- Request: Look through the data for the string "produits". Copy every line where it is found.

Items from a dataset
■ ■ ■ ■ ■

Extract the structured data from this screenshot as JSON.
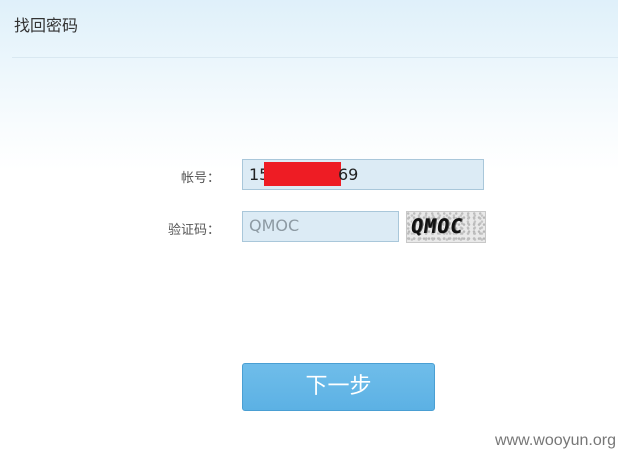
{
  "header": {
    "title": "找回密码"
  },
  "form": {
    "account_label": "帐号：",
    "account_value_prefix": "15",
    "account_value_suffix": "69",
    "captcha_label": "验证码：",
    "captcha_value": "QMOC",
    "captcha_image_text": "QMOC",
    "redaction_color": "#ee1c24"
  },
  "actions": {
    "next_label": "下一步"
  },
  "watermark": "www.wooyun.org"
}
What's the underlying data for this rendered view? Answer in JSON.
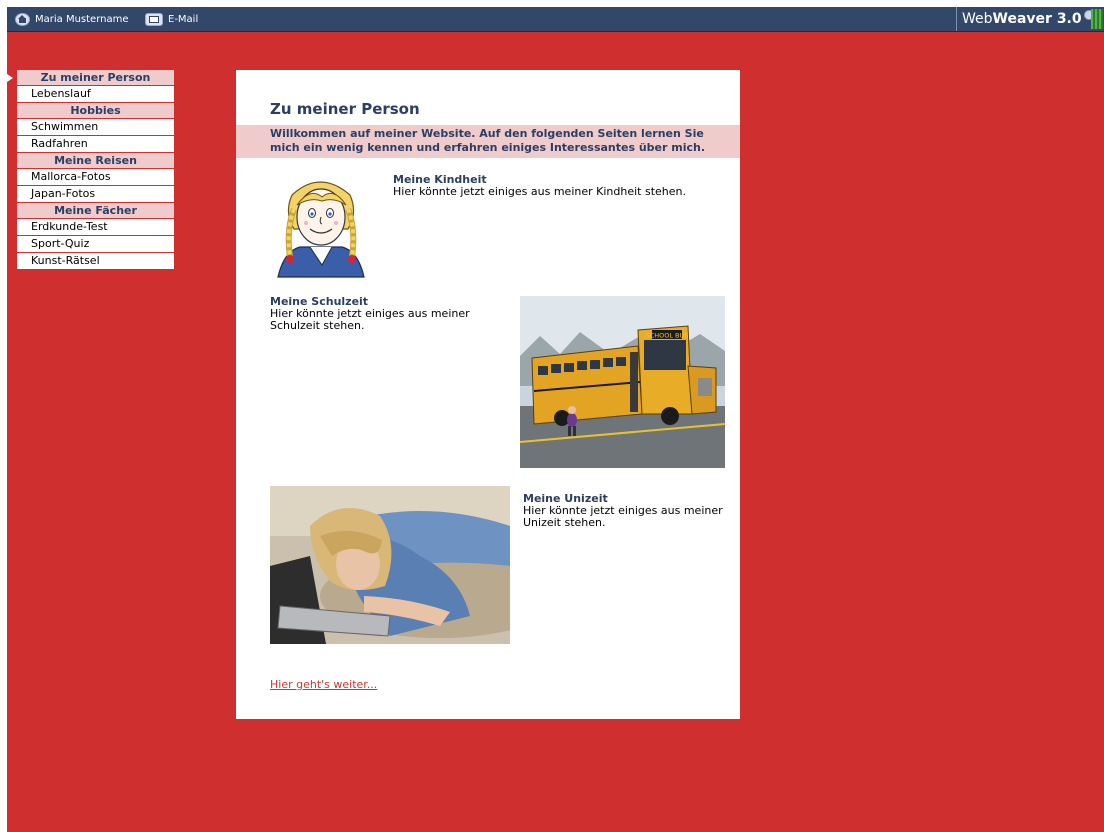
{
  "topbar": {
    "user_name": "Maria Mustername",
    "email_label": "E-Mail",
    "brand_web": "Web",
    "brand_weaver": "Weaver 3.0"
  },
  "sidebar": {
    "groups": [
      {
        "heading": "Zu meiner Person",
        "items": [
          "Lebenslauf"
        ]
      },
      {
        "heading": "Hobbies",
        "items": [
          "Schwimmen",
          "Radfahren"
        ]
      },
      {
        "heading": "Meine Reisen",
        "items": [
          "Mallorca-Fotos",
          "Japan-Fotos"
        ]
      },
      {
        "heading": "Meine Fächer",
        "items": [
          "Erdkunde-Test",
          "Sport-Quiz",
          "Kunst-Rätsel"
        ]
      }
    ]
  },
  "main": {
    "title": "Zu meiner Person",
    "welcome": "Willkommen auf meiner Website. Auf den folgenden Seiten lernen Sie mich ein wenig kennen und erfahren einiges Interessantes über mich.",
    "sections": [
      {
        "title": "Meine Kindheit",
        "text": "Hier könnte jetzt einiges aus meiner Kindheit stehen."
      },
      {
        "title": "Meine Schulzeit",
        "text": "Hier könnte jetzt einiges aus meiner Schulzeit stehen."
      },
      {
        "title": "Meine Unizeit",
        "text": "Hier könnte jetzt einiges aus meiner Unizeit stehen."
      }
    ],
    "bus_sign": "SCHOOL BUS",
    "next_link": "Hier geht's weiter..."
  },
  "colors": {
    "page_background": "#cf2f2f",
    "topbar": "#33476b",
    "heading_text": "#2c3e63",
    "highlight_band": "#efcbcc",
    "link": "#c0392b"
  }
}
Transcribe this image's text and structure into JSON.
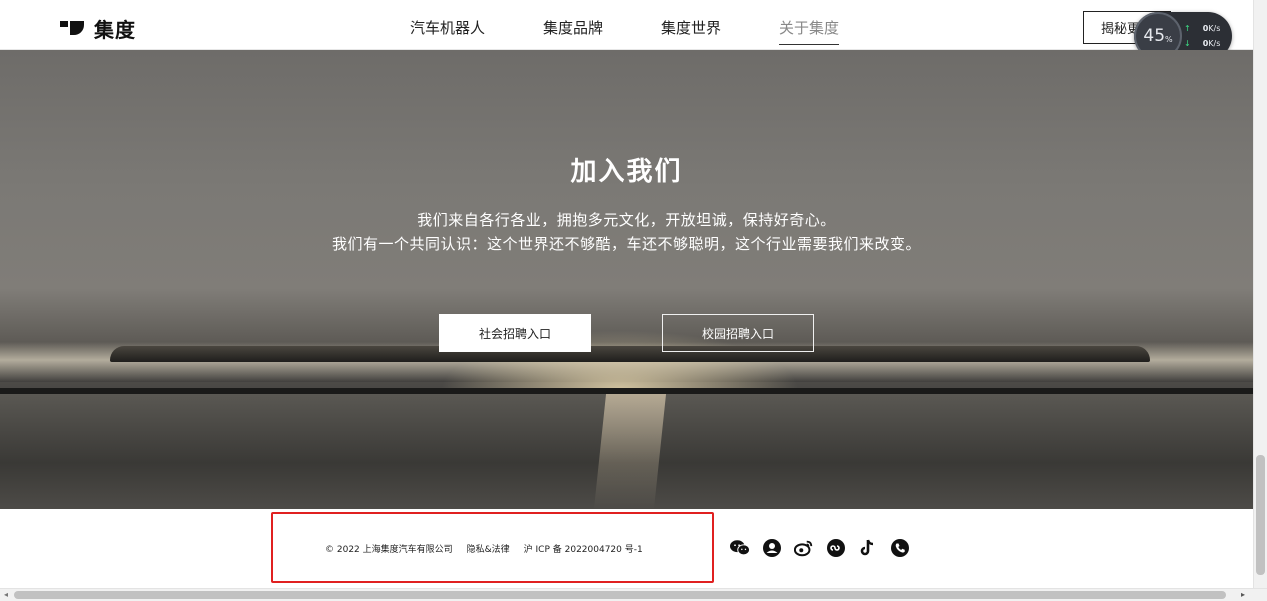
{
  "nav": {
    "logo_text": "集度",
    "items": [
      {
        "label": "汽车机器人",
        "active": false
      },
      {
        "label": "集度品牌",
        "active": false
      },
      {
        "label": "集度世界",
        "active": false
      },
      {
        "label": "关于集度",
        "active": true
      }
    ],
    "reveal_button": "揭秘更多"
  },
  "speed_widget": {
    "percent": "45",
    "percent_unit": "%",
    "up_speed": "0",
    "down_speed": "0",
    "unit": "K/s"
  },
  "hero": {
    "title": "加入我们",
    "line1": "我们来自各行各业，拥抱多元文化，开放坦诚，保持好奇心。",
    "line2": "我们有一个共同认识：这个世界还不够酷，车还不够聪明，这个行业需要我们来改变。",
    "social_button": "社会招聘入口",
    "campus_button": "校园招聘入口"
  },
  "footer": {
    "copyright": "© 2022 上海集度汽车有限公司",
    "privacy": "隐私&法律",
    "icp": "沪 ICP 备 2022004720 号-1",
    "social_icons": [
      "wechat-icon",
      "user-icon",
      "weibo-icon",
      "miniprogram-icon",
      "tiktok-icon",
      "phone-icon"
    ]
  },
  "colors": {
    "highlight_border": "#e02020",
    "nav_active": "#888888"
  }
}
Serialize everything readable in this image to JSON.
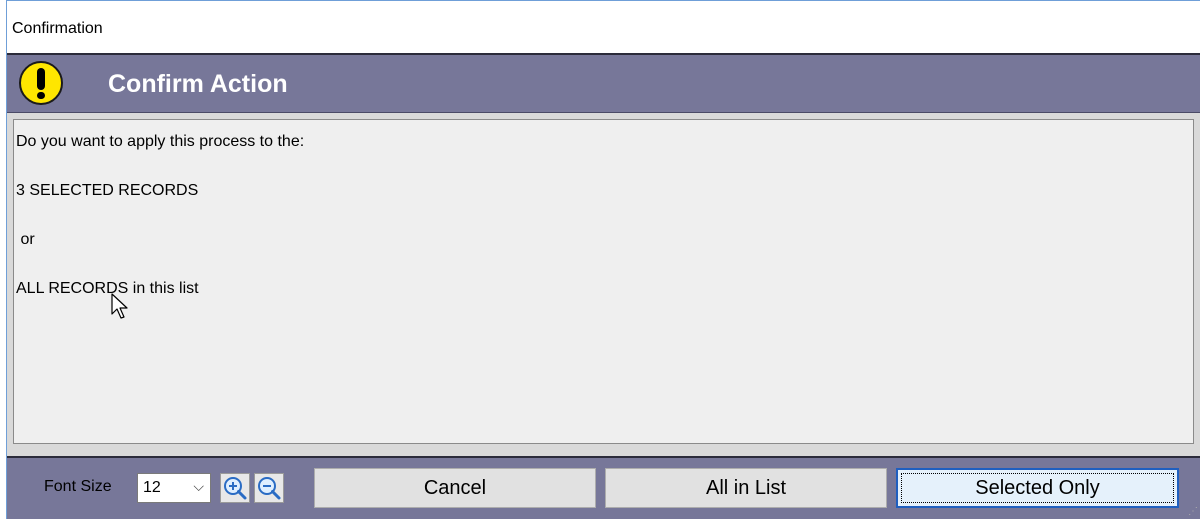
{
  "window": {
    "title": "Confirmation"
  },
  "header": {
    "icon": "warning-exclamation-icon",
    "title": "Confirm Action"
  },
  "message": {
    "lines": [
      "Do you want to apply this process to the:",
      "3 SELECTED RECORDS",
      " or",
      "ALL RECORDS in this list"
    ]
  },
  "footer": {
    "font_size_label": "Font Size",
    "font_size_value": "12",
    "zoom_in_icon": "zoom-in-icon",
    "zoom_out_icon": "zoom-out-icon",
    "buttons": {
      "cancel": "Cancel",
      "all_in_list": "All in List",
      "selected_only": "Selected Only"
    }
  },
  "colors": {
    "header_bg": "#777799",
    "warning_yellow": "#ffe600",
    "default_button_border": "#1f5fbf"
  }
}
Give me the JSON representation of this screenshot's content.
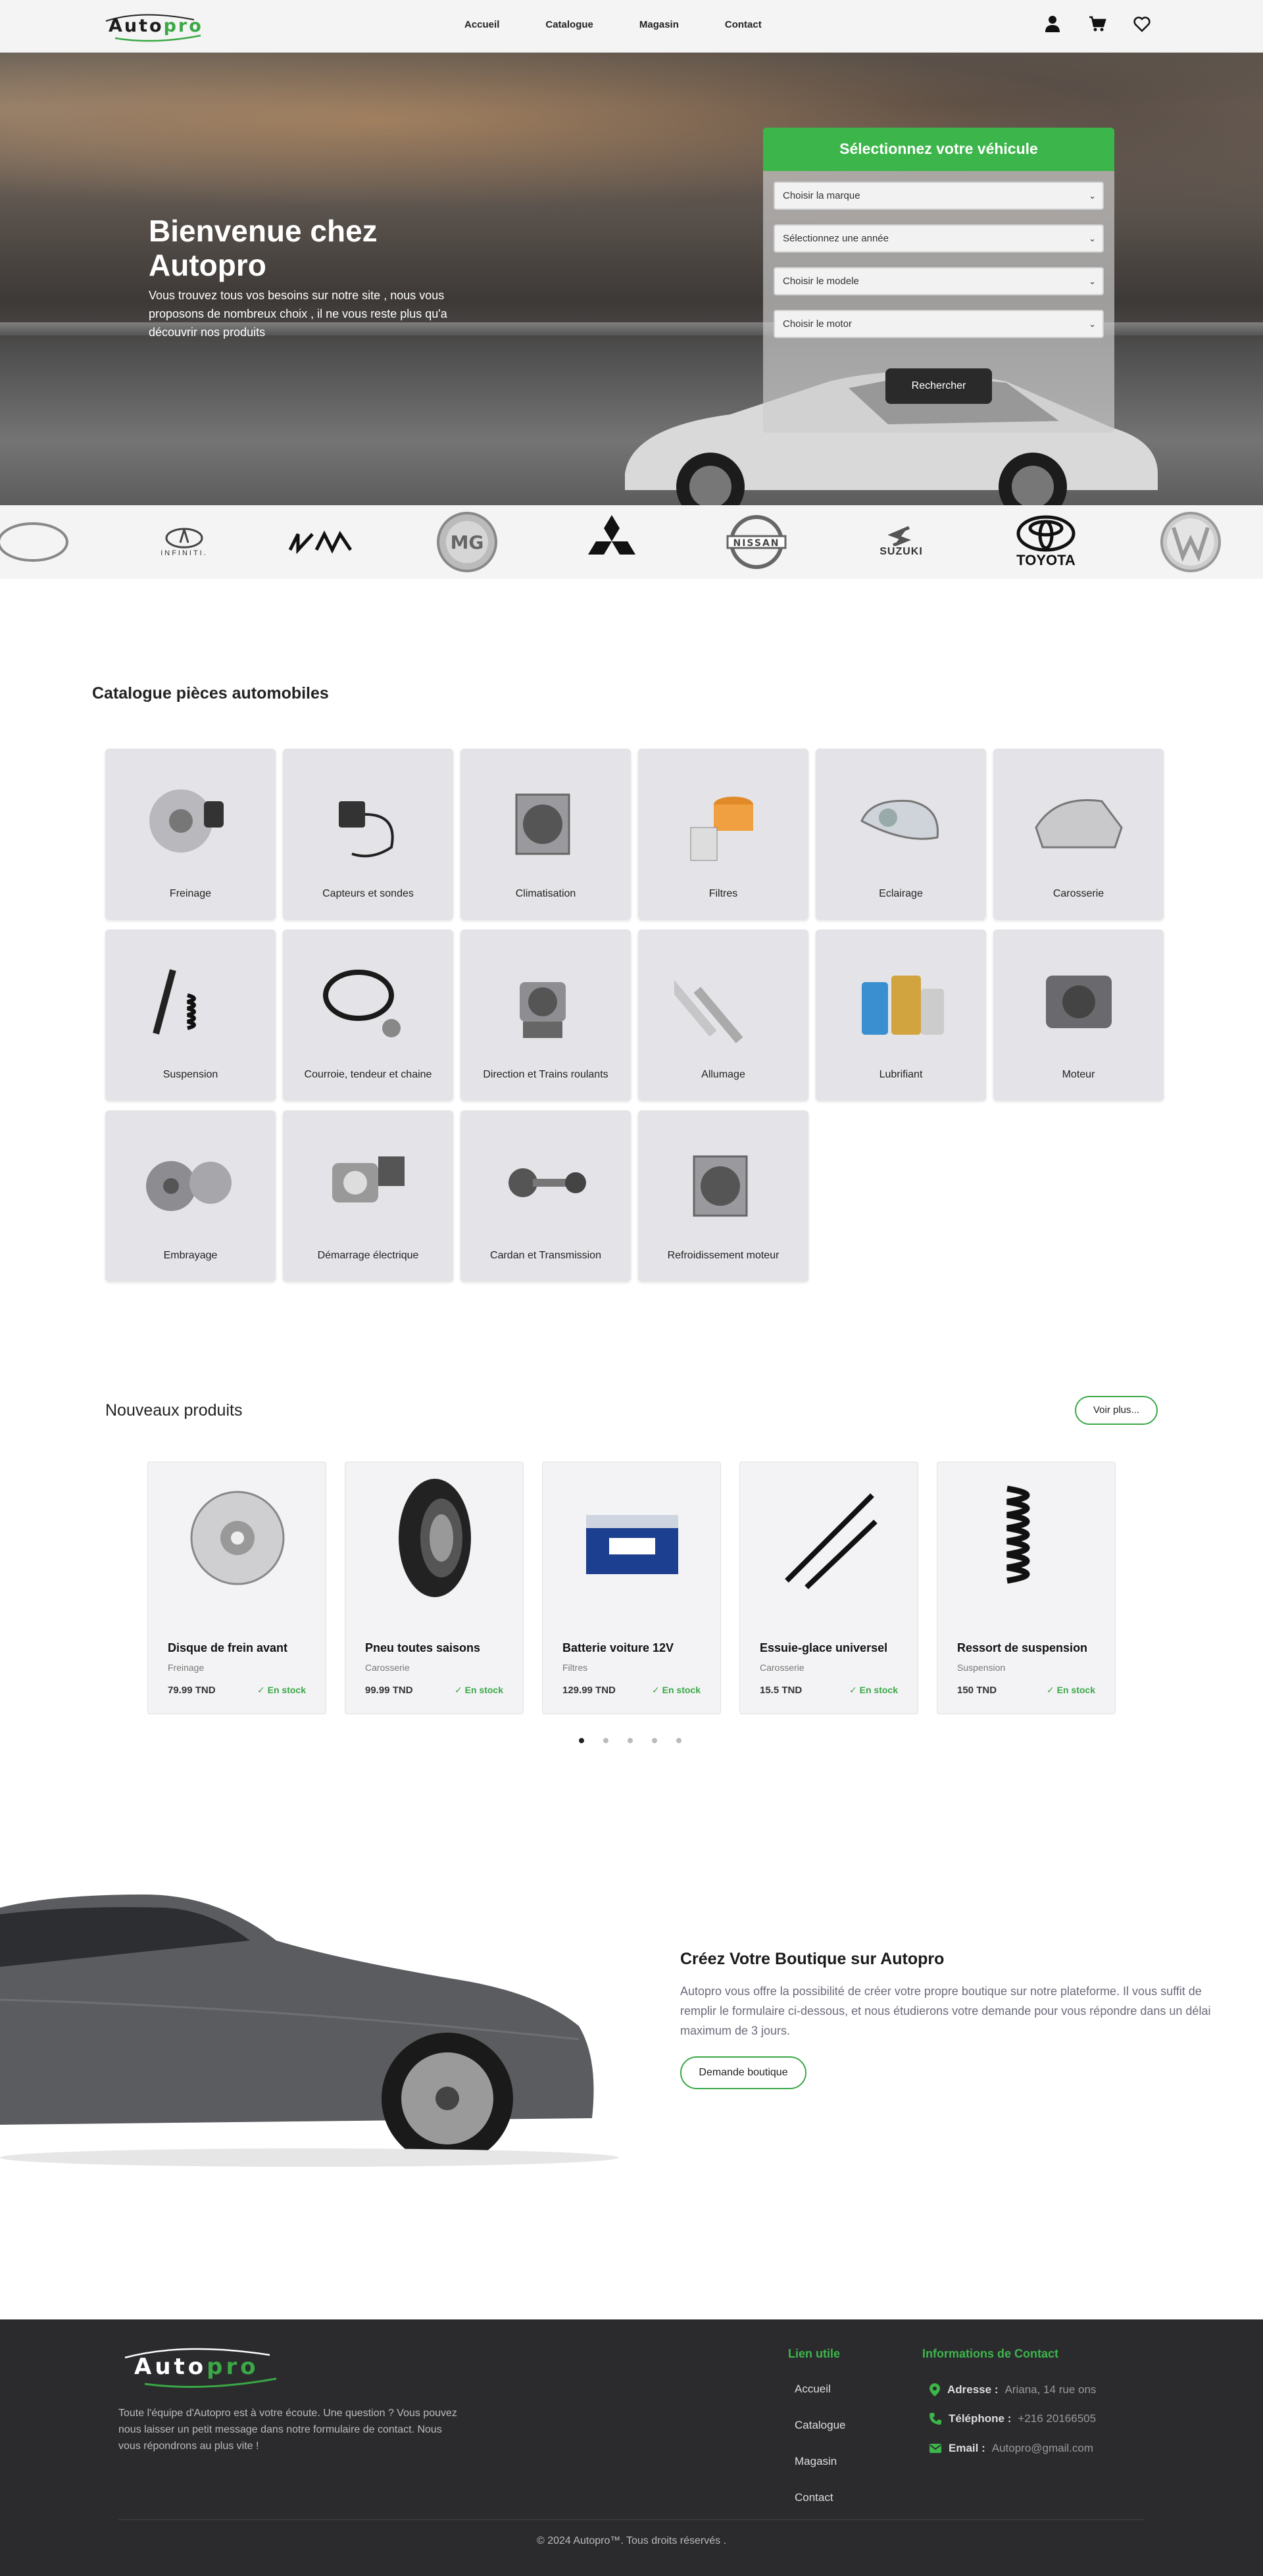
{
  "brand": {
    "logo_text_a": "Auto",
    "logo_text_b": "pro"
  },
  "nav": {
    "items": [
      "Accueil",
      "Catalogue",
      "Magasin",
      "Contact"
    ]
  },
  "hero": {
    "title": "Bienvenue chez Autopro",
    "text": "Vous trouvez tous vos besoins sur notre site , nous vous proposons de nombreux choix , il ne vous reste plus qu'a découvrir nos produits",
    "finder": {
      "title": "Sélectionnez votre véhicule",
      "selects": [
        "Choisir la marque",
        "Sélectionnez une année",
        "Choisir le modele",
        "Choisir le motor"
      ],
      "button": "Rechercher"
    }
  },
  "brands": [
    "BYD",
    "INFINITI.",
    "KIA",
    "MG",
    "MITSUBISHI",
    "NISSAN",
    "SUZUKI",
    "TOYOTA",
    "VW"
  ],
  "catalog": {
    "title": "Catalogue pièces automobiles",
    "items": [
      "Freinage",
      "Capteurs et sondes",
      "Climatisation",
      "Filtres",
      "Eclairage",
      "Carosserie",
      "Suspension",
      "Courroie, tendeur et chaine",
      "Direction et Trains roulants",
      "Allumage",
      "Lubrifiant",
      "Moteur",
      "Embrayage",
      "Démarrage électrique",
      "Cardan et Transmission",
      "Refroidissement moteur"
    ]
  },
  "new_products": {
    "title": "Nouveaux produits",
    "more": "Voir plus...",
    "items": [
      {
        "name": "Disque de frein avant",
        "category": "Freinage",
        "price": "79.99 TND",
        "stock": "En stock"
      },
      {
        "name": "Pneu toutes saisons",
        "category": "Carosserie",
        "price": "99.99 TND",
        "stock": "En stock"
      },
      {
        "name": "Batterie voiture 12V",
        "category": "Filtres",
        "price": "129.99 TND",
        "stock": "En stock"
      },
      {
        "name": "Essuie-glace universel",
        "category": "Carosserie",
        "price": "15.5 TND",
        "stock": "En stock"
      },
      {
        "name": "Ressort de suspension",
        "category": "Suspension",
        "price": "150 TND",
        "stock": "En stock"
      }
    ],
    "active_page": 1,
    "page_count": 5
  },
  "boutique": {
    "title": "Créez Votre Boutique sur Autopro",
    "text": "Autopro vous offre la possibilité de créer votre propre boutique sur notre plateforme. Il vous suffit de remplir le formulaire ci-dessous, et nous étudierons votre demande pour vous répondre dans un délai maximum de 3 jours.",
    "button": "Demande boutique"
  },
  "footer": {
    "desc": "Toute l'équipe d'Autopro est à votre écoute. Une question ? Vous pouvez nous laisser un petit message dans notre formulaire de contact. Nous vous répondrons au plus vite !",
    "links_title": "Lien utile",
    "links": [
      "Accueil",
      "Catalogue",
      "Magasin",
      "Contact"
    ],
    "contact_title": "Informations de Contact",
    "address_label": "Adresse :",
    "address": "Ariana, 14 rue ons",
    "phone_label": "Téléphone :",
    "phone": "+216 20166505",
    "email_label": "Email :",
    "email": "Autopro@gmail.com",
    "copyright": "© 2024 Autopro™. Tous droits réservés ."
  },
  "colors": {
    "accent": "#3cb54a",
    "dark": "#2b2b2e"
  }
}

■ ■ ■ ■ ■

- Solved exercise:
    "text": "Vous trouvez tous vos besoins sur notre site , nous vous proposons de nombreux choix , il ne vous reste plus qu'a découvrir nos produits",
    "title": "Nouveaux produits",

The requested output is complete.